> [Tugas yang dikerjakan]:
a) Dalam kutipan sumber tentang kenangan akan Munir, siapa penceramah pada acara buka bersama di kompleks tempat pencerita tinggal?
b) Teruskan kutipan sumber tentang kenangan akan Munir, mulai setelah kalimat terakhir yang tercantum.

> [Kutipan sumber]:
>>

TIBA-TIBA aku teringat mendiang Munir, ketika mobilku melaju kencang di atas tol Bintaro, pertengahan bulan Ramadhan beberapa tahun silam. Rasa kehilangan itu tiba-tiba menguasai tubuh, menggantikan panorama indah biru langit Jakarta sore itu…
Adalah istriku yang membuka “pintu kesedihan” tersebut. Di atas mobil, dia bertanya: siapa penceramah pada buka bersama di komplek tempat kami tinggal, Sabtu kemarin? (Kami baru saja pindah rumah, dan setelah sekian tahun, inilah pertama kalinya aku duduk tenang, mendengarkan sebuah khotbah…).
Aku pun membuka pembicaraan. Kujelaskan, pengkhotbah itu adalah Wakil Rektor Universitas Islam Negeri Hidayatullah. Dan, “ceramahnya bagus ya, nggak menggurui..”
Istriku mengiyakan, dan entah kenapa kemudian tiba-tiba aku berkata lirih seraya mataku mulai berkaca-kaca, “ah, aku jadi ingat Munir..”

<<

> [Data hasil ekstraksi]:
>>

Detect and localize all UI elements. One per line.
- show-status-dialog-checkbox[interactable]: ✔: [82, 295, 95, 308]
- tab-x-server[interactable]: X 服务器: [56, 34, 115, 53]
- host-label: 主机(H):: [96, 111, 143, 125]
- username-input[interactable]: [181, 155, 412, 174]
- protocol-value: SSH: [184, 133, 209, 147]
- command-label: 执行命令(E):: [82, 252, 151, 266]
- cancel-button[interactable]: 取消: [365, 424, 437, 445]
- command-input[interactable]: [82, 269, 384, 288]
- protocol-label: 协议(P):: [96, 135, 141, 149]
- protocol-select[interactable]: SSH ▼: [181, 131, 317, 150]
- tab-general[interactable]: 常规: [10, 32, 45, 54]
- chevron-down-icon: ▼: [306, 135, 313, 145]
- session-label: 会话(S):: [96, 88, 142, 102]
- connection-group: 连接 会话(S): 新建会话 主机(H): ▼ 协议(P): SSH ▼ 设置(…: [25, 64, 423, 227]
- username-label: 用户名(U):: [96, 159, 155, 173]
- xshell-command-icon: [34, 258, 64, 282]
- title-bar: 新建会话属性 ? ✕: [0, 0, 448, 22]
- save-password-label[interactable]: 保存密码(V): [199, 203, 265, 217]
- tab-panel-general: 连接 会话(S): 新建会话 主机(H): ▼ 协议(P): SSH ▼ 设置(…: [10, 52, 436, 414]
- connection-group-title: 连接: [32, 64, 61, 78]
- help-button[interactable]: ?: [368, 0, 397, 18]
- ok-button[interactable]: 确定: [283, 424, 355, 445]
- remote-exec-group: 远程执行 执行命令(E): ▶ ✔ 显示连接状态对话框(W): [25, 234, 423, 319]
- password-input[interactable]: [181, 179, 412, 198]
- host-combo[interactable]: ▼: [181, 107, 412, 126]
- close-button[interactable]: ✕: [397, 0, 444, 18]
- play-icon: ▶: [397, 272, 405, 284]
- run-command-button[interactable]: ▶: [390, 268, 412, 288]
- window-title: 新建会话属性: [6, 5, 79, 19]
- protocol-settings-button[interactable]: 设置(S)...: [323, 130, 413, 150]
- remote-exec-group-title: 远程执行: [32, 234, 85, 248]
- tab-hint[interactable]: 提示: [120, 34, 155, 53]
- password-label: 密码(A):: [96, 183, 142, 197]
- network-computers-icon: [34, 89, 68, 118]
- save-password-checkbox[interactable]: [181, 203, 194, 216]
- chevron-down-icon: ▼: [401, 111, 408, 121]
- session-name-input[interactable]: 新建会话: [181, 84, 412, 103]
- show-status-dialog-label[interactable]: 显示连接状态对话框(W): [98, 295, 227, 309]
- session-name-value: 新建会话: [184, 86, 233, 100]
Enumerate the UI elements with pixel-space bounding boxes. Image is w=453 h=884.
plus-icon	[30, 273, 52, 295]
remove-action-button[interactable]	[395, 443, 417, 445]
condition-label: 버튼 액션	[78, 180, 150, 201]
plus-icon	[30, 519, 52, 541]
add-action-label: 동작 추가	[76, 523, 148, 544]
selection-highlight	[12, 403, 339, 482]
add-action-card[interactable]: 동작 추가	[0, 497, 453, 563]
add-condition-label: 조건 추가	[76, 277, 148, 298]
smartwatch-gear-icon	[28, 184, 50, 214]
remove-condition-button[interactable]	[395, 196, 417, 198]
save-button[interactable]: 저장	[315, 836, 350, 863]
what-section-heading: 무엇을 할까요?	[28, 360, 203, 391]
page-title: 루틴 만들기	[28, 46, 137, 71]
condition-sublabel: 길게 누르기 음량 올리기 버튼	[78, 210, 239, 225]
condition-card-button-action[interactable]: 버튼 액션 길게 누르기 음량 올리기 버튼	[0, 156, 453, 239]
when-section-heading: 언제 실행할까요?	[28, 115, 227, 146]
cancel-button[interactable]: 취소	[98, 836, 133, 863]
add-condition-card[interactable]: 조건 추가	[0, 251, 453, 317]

<<

> [Jawaban berurutan]:
a) Wakil Rektor Universitas Islam Negeri Hidayatullah.

b)
Pikiran ini muncul seketika, dan suasana di dalam mobil itu pun menjadi haru. Musik Cranberries — ode to my family — yang mengalun dari tape mobilku, semakin menggenapkan suasana miris itu, dan berubah menjadi mirip musik kematian. Kami sempat terdiam beberapa detik — rupanya perasaan yang sama juga muncul di benak istriku. (Anakku yang duduk di belakang juga diam seribu bahasa).
Wajah tirus Munir, rambut yang kemerahan, tubuh yang ringkih, kemudian membayang sekelebat. Kemudian, kepingan-kepingan memori seperti berputar kembali. Dan muncullah potongan percakapan — yang samar-samar kuingat — antara diriku dengan mendiang, sekian tahun silam, sebelum racun itu membunuhnya…
“Kita ikut berdosa, kalau hadir dan mendengarkan khotbah (Jumat) yang isinya cuma menghujat, mengajak bermusuhan…” Kalimat ini dia utarakan, setengah berkelakar, kepada segelintir wartawan, yang biasa ngepos di Kantor YLBHI, Jakarta. (Saat itu, dia dipercaya memimpin LSM itu). Aku ada di sana saat itu. Saya tidak menimpali kalimatnya, tetapi kalimat itulah yang masih kuingat sampai sekarang.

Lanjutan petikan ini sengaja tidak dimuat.